• **Ausgangstext**:
Ein Kommentar zur „sozialen Ungerechtigkeit“


Als Arbeitnehmer (AN[I]) verpflichte ich mich gemäß Arbeitsvertrag dazu meine Arbeitsleistung zu 100 % zu bringen. Der Arbeitgeber (AG[II]) seinerseits vergütet mir diese Leistung ebenfalls zu 100%. Gleiches gilt im Übrigen auch für eine Leistungsprämie.

Warum also bekomme ich dann für 100 % Leistung nur 45 % davon vergütet?
Streng gesehen verdient der AG an der Leistung des AN in der heutigen Zeit, da der AN ja alles gibt, und die Regierung, weil diese dem AN mehr als die Hälfte seines ihm zustehendem Gehaltes als „Steuern“ kassiert.

Ich gehe also davon aus, wenn ich 100 % Vergütung haben möchte, muss ich dafür 350 % Leistung erbringen.

Wo bleibt denn da das realistische Gleichgewicht?

Man kann in Tarifverhandlungen noch so hohe Forderungen stellen, selbst wenn der Arbeitgeber sich darauf einlässt, die Regierung zockt das schon wieder ab.

Hat der AN nicht das Recht dazu auch für seine geleistete Arbeit entsprechend den Löwenanteil zur Deckung seiner laufenden Kosten zu haben, oder sich etwas zurückzulegen für schlechte Zeiten oder für die private Altersvorsorge, die Bildung seiner Kinder etc..?

Den AN wird gerade auch mit dem neuen Koalitionsvertrag  eine weitere schwere Last auf die Schultern gelegt, und damit unmöglich gemacht dass der AN auf einen grünen Zweig kommt.
Mit den Wuchersteuern werden dann wieder marode Banken finanziert oder anderswo auf dicke Hose gemacht wenn es ums Geldverteilen geht. Es ist schön das Deutschland ein soziales Land ist, aber sollte es nicht auch nach innen sozial sein?

Tja Bundesregierung, irgendwas macht ihr da falsch!

• **Gegebene Daten**:
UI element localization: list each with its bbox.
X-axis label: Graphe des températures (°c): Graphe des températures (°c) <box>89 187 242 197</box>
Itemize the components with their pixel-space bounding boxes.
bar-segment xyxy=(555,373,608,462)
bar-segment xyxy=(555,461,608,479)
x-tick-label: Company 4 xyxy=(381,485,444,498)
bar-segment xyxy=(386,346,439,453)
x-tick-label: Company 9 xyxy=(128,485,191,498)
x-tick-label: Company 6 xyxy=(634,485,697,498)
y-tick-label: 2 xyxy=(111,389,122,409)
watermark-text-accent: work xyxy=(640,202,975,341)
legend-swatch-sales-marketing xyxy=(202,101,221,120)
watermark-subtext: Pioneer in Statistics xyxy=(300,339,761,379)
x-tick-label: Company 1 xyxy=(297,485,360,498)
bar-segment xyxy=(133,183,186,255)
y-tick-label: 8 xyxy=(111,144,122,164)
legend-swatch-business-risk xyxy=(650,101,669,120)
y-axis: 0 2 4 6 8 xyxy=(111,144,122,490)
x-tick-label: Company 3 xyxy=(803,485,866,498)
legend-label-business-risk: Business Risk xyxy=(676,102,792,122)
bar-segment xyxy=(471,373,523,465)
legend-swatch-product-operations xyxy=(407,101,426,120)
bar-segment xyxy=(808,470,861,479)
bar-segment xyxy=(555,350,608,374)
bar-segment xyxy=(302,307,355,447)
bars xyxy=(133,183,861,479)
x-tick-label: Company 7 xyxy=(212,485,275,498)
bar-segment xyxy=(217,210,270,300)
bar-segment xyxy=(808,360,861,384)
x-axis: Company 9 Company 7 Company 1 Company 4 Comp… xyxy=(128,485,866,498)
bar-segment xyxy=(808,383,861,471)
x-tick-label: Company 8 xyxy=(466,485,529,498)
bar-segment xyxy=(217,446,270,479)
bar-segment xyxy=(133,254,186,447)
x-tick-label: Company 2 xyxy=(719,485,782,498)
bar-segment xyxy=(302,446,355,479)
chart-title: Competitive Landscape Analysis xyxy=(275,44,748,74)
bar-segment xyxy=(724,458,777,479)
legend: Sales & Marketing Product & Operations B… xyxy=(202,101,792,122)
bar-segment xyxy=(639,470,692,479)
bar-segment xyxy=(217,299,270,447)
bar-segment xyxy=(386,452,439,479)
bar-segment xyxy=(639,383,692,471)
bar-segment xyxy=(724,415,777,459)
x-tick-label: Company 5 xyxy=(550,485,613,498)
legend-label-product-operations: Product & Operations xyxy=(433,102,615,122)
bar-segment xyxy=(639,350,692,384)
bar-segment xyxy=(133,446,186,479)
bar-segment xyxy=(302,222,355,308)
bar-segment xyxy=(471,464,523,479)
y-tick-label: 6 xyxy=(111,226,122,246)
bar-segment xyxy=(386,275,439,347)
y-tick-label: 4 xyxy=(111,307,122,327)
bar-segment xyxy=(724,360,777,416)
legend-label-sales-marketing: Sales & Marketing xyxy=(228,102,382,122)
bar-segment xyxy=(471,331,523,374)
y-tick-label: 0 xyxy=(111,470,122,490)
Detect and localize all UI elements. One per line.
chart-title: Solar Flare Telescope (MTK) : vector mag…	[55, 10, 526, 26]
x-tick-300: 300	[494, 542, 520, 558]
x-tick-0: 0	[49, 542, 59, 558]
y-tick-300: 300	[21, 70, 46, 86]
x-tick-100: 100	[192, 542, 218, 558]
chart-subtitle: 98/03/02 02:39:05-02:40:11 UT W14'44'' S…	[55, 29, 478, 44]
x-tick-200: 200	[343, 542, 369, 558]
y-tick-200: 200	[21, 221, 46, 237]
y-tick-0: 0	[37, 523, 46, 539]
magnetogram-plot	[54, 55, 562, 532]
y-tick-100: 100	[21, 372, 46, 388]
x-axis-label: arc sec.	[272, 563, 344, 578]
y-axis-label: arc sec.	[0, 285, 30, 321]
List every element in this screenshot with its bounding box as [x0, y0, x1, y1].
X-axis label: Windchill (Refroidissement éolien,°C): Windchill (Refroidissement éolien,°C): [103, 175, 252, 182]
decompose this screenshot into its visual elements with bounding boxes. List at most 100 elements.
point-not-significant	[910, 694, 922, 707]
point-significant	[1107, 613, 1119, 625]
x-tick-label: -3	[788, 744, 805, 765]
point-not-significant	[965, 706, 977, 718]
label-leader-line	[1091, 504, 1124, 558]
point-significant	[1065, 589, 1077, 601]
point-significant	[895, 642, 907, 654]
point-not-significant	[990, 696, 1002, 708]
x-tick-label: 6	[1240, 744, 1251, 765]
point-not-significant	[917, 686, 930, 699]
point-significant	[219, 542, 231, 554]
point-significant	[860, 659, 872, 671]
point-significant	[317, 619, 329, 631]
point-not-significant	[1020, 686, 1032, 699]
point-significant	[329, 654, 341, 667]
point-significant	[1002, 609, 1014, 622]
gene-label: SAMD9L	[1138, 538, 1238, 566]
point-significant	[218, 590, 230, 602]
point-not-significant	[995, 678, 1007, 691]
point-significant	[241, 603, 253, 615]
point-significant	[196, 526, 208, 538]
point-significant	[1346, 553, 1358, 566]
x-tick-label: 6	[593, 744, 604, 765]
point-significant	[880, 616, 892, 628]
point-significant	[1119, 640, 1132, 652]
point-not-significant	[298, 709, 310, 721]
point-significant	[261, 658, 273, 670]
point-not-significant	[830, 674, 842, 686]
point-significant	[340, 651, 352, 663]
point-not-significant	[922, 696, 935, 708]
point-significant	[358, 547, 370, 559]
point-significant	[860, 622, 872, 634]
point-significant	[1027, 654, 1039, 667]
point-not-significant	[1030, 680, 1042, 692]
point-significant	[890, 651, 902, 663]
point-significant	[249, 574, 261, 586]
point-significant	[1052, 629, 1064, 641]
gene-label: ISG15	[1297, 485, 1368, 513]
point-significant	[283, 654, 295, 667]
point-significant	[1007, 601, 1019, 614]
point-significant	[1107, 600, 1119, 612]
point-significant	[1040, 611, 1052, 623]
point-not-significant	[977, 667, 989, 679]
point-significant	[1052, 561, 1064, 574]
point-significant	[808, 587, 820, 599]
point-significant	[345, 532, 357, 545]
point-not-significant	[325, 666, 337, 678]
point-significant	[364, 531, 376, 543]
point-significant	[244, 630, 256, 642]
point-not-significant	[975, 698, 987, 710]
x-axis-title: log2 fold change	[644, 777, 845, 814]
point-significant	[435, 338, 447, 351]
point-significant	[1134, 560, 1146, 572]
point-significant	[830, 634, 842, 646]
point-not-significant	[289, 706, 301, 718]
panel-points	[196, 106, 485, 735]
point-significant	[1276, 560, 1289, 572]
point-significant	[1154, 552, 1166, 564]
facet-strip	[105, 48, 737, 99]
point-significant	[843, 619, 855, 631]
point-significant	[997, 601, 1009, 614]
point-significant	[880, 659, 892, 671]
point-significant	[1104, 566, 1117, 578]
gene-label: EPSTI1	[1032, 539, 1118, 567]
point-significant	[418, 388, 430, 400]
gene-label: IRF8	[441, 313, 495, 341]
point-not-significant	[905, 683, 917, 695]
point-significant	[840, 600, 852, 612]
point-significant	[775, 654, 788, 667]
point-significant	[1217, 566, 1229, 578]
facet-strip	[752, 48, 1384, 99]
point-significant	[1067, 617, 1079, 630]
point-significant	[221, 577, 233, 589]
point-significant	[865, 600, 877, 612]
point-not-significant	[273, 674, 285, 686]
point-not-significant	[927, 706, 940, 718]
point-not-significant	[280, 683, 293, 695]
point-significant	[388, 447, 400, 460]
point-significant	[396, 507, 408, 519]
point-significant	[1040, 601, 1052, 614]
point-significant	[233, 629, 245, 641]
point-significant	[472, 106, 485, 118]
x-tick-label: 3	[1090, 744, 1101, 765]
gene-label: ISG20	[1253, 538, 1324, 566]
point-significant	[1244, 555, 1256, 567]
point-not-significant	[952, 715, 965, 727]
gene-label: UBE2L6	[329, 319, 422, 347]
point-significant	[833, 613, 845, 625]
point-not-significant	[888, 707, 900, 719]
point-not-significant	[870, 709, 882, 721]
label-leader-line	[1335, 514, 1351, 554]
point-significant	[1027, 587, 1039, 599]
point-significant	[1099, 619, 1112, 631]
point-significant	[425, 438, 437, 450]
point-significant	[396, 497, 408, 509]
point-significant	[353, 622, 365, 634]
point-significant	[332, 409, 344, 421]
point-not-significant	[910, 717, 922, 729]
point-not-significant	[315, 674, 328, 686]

• **Aufgabenstellung**:
Stimmen die folgenden Aussagen mit dem Kommentar zur sozialen Ungerechtigkeit überein? Beantworte jede mit Ja oder Nein und zitiere wörtlich die Stelle des Kommentars, die den Ausschlag gibt.
(a) Für 100 % Leistung werden laut Kommentar nur 45 % vergütet.
(b) Der Kommentar ist aus der Sicht eines Arbeitgebers geschrieben.
(c) Nach dem Kommentar wären für 100 % Vergütung 350 % Leistung nötig.

• **Lösung**:
(a) Ja: „Warum also bekomme ich dann für 100 % Leistung nur 45 % davon vergütet?“
(b) Nein: „Als Arbeitnehmer (AN[I]) verpflichte ich mich gemäß Arbeitsvertrag dazu meine Arbeitsleistung zu 100 % zu bringen.“
(c) Ja: „wenn ich 100 % Vergütung haben möchte, muss ich dafür 350 % Leistung erbringen.“